TASK TO COMPLETE:
What follows is a set of records; restate each one word for word and drop the pictures.

Figure collection entries:
※
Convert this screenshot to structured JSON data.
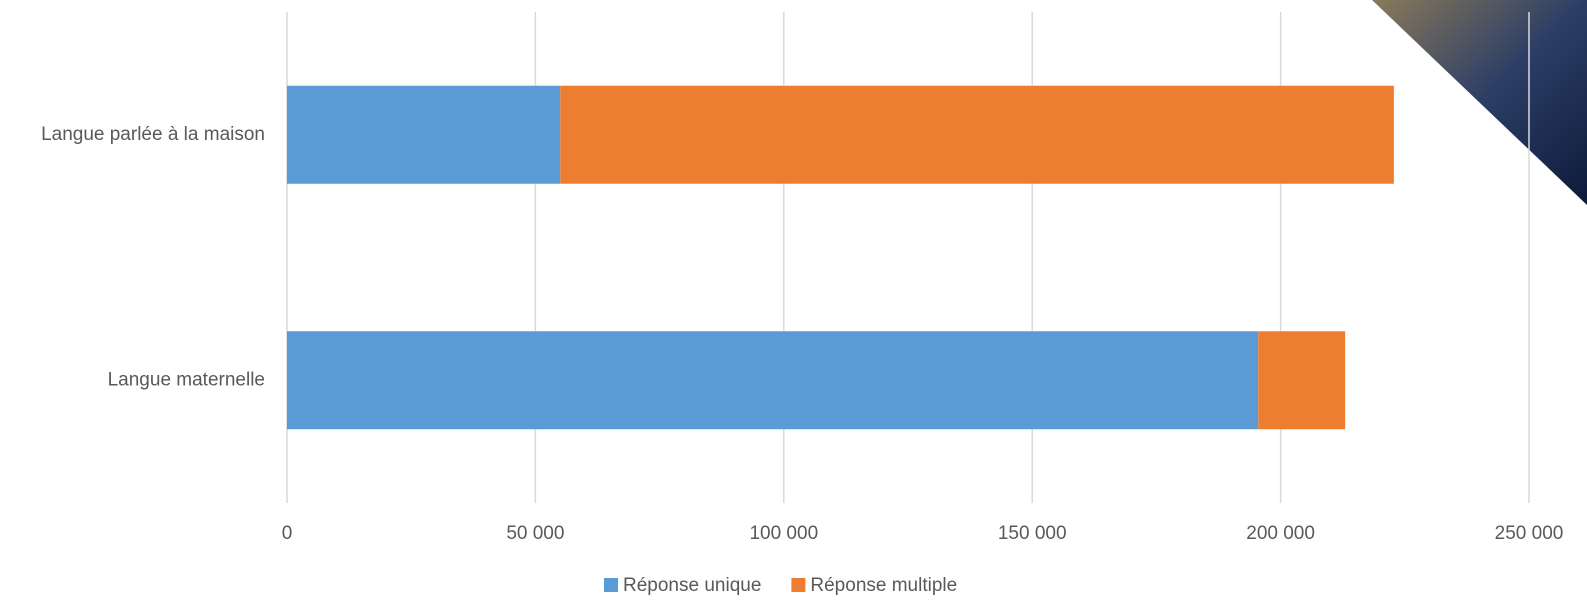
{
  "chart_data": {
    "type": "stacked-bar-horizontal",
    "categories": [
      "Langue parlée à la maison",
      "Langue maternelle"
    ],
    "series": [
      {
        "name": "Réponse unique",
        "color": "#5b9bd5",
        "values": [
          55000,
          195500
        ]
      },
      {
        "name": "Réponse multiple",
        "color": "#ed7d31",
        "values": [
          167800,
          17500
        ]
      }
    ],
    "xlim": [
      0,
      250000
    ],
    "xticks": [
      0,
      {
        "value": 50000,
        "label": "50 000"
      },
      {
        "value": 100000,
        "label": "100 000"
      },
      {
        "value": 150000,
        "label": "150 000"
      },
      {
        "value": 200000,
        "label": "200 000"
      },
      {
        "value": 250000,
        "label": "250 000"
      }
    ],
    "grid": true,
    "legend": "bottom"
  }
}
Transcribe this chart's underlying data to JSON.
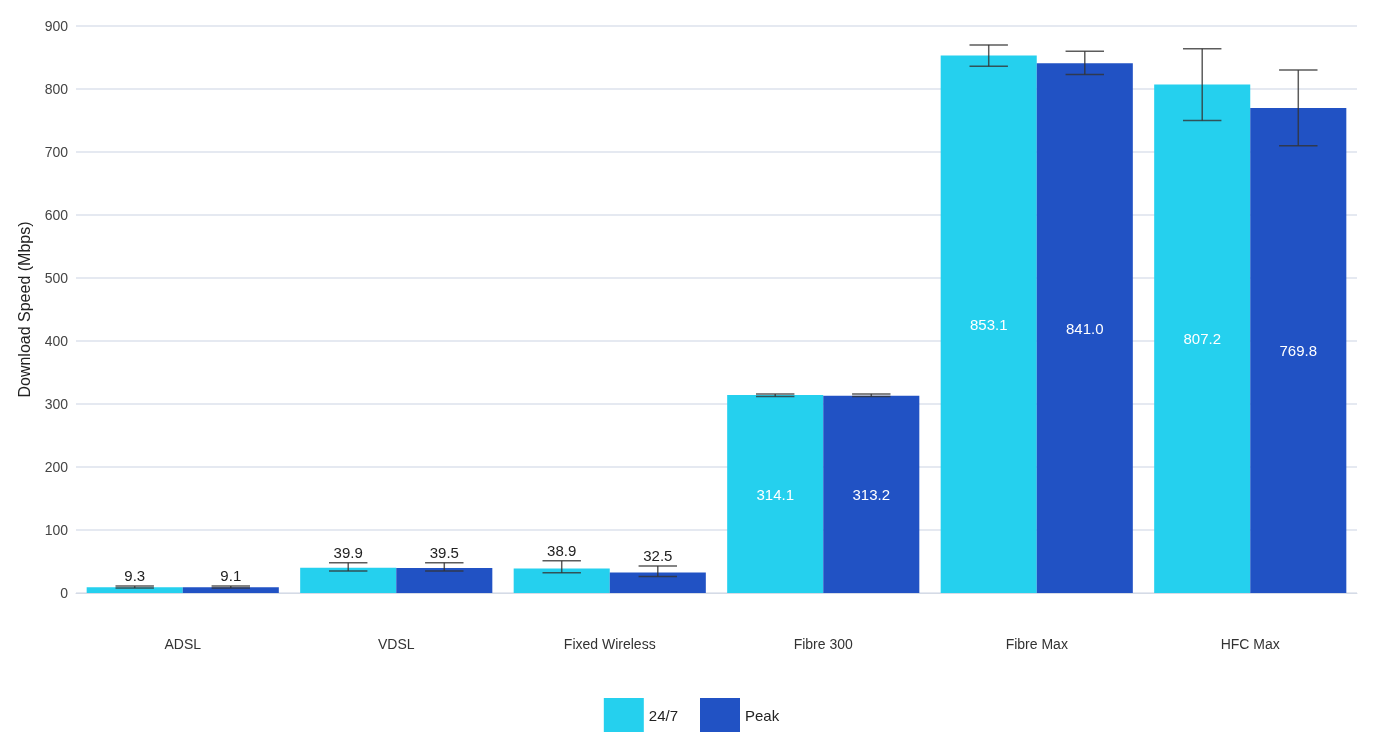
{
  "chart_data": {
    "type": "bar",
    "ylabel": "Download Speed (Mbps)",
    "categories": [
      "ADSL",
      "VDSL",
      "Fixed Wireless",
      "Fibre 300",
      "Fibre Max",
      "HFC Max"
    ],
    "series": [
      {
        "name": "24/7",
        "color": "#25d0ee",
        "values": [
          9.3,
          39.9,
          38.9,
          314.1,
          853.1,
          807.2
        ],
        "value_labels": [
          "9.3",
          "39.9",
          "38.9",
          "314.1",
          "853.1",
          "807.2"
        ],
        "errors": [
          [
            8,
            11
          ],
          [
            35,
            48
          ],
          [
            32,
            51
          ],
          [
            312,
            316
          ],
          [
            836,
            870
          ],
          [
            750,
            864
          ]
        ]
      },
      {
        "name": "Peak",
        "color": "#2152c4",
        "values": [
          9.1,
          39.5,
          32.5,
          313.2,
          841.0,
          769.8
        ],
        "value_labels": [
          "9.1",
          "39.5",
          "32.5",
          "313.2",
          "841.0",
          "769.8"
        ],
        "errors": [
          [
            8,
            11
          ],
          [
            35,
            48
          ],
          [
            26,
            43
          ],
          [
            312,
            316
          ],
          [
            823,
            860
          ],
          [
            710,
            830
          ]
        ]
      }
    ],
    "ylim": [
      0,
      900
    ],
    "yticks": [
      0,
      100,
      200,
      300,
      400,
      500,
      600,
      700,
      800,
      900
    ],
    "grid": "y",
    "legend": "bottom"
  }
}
※
COMPLETE ANSWER:
Convert this screenshot to structured JSON data.
{
  "chart_data": {
    "type": "stacked-bar-horizontal",
    "categories": [
      "Langue parlée à la maison",
      "Langue maternelle"
    ],
    "series": [
      {
        "name": "Réponse unique",
        "color": "#5b9bd5",
        "values": [
          55000,
          195500
        ]
      },
      {
        "name": "Réponse multiple",
        "color": "#ed7d31",
        "values": [
          167800,
          17500
        ]
      }
    ],
    "xlim": [
      0,
      250000
    ],
    "xticks": [
      0,
      {
        "value": 50000,
        "label": "50 000"
      },
      {
        "value": 100000,
        "label": "100 000"
      },
      {
        "value": 150000,
        "label": "150 000"
      },
      {
        "value": 200000,
        "label": "200 000"
      },
      {
        "value": 250000,
        "label": "250 000"
      }
    ],
    "grid": true,
    "legend": "bottom"
  }
}
Transcribe this chart's underlying data to JSON.
{
  "chart_data": {
    "type": "bar",
    "ylabel": "Download Speed (Mbps)",
    "categories": [
      "ADSL",
      "VDSL",
      "Fixed Wireless",
      "Fibre 300",
      "Fibre Max",
      "HFC Max"
    ],
    "series": [
      {
        "name": "24/7",
        "color": "#25d0ee",
        "values": [
          9.3,
          39.9,
          38.9,
          314.1,
          853.1,
          807.2
        ],
        "value_labels": [
          "9.3",
          "39.9",
          "38.9",
          "314.1",
          "853.1",
          "807.2"
        ],
        "errors": [
          [
            8,
            11
          ],
          [
            35,
            48
          ],
          [
            32,
            51
          ],
          [
            312,
            316
          ],
          [
            836,
            870
          ],
          [
            750,
            864
          ]
        ]
      },
      {
        "name": "Peak",
        "color": "#2152c4",
        "values": [
          9.1,
          39.5,
          32.5,
          313.2,
          841.0,
          769.8
        ],
        "value_labels": [
          "9.1",
          "39.5",
          "32.5",
          "313.2",
          "841.0",
          "769.8"
        ],
        "errors": [
          [
            8,
            11
          ],
          [
            35,
            48
          ],
          [
            26,
            43
          ],
          [
            312,
            316
          ],
          [
            823,
            860
          ],
          [
            710,
            830
          ]
        ]
      }
    ],
    "ylim": [
      0,
      900
    ],
    "yticks": [
      0,
      100,
      200,
      300,
      400,
      500,
      600,
      700,
      800,
      900
    ],
    "grid": "y",
    "legend": "bottom"
  }
}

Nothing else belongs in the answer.